Here are some records. Copy each one exactly.

Stored records »
--*--

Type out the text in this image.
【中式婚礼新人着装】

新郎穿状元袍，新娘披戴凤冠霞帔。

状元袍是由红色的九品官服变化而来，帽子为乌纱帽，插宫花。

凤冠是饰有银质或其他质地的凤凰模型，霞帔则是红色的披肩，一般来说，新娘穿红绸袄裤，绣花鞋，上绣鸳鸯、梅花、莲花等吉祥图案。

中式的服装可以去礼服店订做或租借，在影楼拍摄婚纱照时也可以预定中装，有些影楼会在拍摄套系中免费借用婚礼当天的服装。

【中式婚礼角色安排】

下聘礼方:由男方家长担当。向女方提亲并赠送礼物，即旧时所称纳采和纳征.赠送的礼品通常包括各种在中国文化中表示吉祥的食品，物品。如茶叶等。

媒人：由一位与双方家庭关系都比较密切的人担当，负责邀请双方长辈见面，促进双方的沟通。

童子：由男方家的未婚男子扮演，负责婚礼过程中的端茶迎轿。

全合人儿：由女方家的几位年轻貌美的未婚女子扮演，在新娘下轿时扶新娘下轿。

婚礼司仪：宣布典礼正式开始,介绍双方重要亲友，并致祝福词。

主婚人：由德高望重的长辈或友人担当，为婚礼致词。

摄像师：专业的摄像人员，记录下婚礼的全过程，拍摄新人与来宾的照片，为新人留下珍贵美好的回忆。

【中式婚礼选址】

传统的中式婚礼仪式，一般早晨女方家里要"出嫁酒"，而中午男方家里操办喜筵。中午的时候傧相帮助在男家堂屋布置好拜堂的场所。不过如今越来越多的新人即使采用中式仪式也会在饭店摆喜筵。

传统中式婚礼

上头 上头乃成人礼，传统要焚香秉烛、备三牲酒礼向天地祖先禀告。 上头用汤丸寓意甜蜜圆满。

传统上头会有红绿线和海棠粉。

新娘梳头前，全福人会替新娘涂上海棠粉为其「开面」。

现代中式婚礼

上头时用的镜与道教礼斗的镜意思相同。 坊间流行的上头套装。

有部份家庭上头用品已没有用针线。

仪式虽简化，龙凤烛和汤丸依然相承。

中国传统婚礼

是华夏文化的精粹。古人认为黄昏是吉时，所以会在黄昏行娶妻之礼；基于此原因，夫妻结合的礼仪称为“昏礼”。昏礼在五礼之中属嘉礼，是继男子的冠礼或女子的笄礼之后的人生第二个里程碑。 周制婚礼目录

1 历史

--*--

REPLY TO THE EXERCISE »
Type out the text in this image.
【中式婚礼新人着装】

新郎穿状元袍，新娘披戴凤冠霞帔。

状元袍是由红色的九品官服变化而来，帽子为乌纱帽，插宫花。

凤冠是饰有银质或其他质地的凤凰模型，霞帔则是红色的披肩，一般来说，新娘穿红绸袄裤，绣花鞋，上绣鸳鸯、梅花、莲花等吉祥图案。

中式的服装可以去礼服店订做或租借，在影楼拍摄婚纱照时也可以预定中装，有些影楼会在拍摄套系中免费借用婚礼当天的服装。

【中式婚礼角色安排】

下聘礼方:由男方家长担当。向女方提亲并赠送礼物，即旧时所称纳采和纳征.赠送的礼品通常包括各种在中国文化中表示吉祥的食品，物品。如茶叶等。

媒人：由一位与双方家庭关系都比较密切的人担当，负责邀请双方长辈见面，促进双方的沟通。

童子：由男方家的未婚男子扮演，负责婚礼过程中的端茶迎轿。

全合人儿：由女方家的几位年轻貌美的未婚女子扮演，在新娘下轿时扶新娘下轿。

婚礼司仪：宣布典礼正式开始,介绍双方重要亲友，并致祝福词。

主婚人：由德高望重的长辈或友人担当，为婚礼致词。

摄像师：专业的摄像人员，记录下婚礼的全过程，拍摄新人与来宾的照片，为新人留下珍贵美好的回忆。

【中式婚礼选址】

传统的中式婚礼仪式，一般早晨女方家里要"出嫁酒"，而中午男方家里操办喜筵。中午的时候傧相帮助在男家堂屋布置好拜堂的场所。不过如今越来越多的新人即使采用中式仪式也会在饭店摆喜筵。

传统中式婚礼

上头 上头乃成人礼，传统要焚香秉烛、备三牲酒礼向天地祖先禀告。 上头用汤丸寓意甜蜜圆满。

传统上头会有红绿线和海棠粉。

新娘梳头前，全福人会替新娘涂上海棠粉为其「开面」。

现代中式婚礼

上头时用的镜与道教礼斗的镜意思相同。 坊间流行的上头套装。

有部份家庭上头用品已没有用针线。

仪式虽简化，龙凤烛和汤丸依然相承。

中国传统婚礼

是华夏文化的精粹。古人认为黄昏是吉时，所以会在黄昏行娶妻之礼；基于此原因，夫妻结合的礼仪称为“昏礼”。昏礼在五礼之中属嘉礼，是继男子的冠礼或女子的笄礼之后的人生第二个里程碑。 周制婚礼目录

1 历史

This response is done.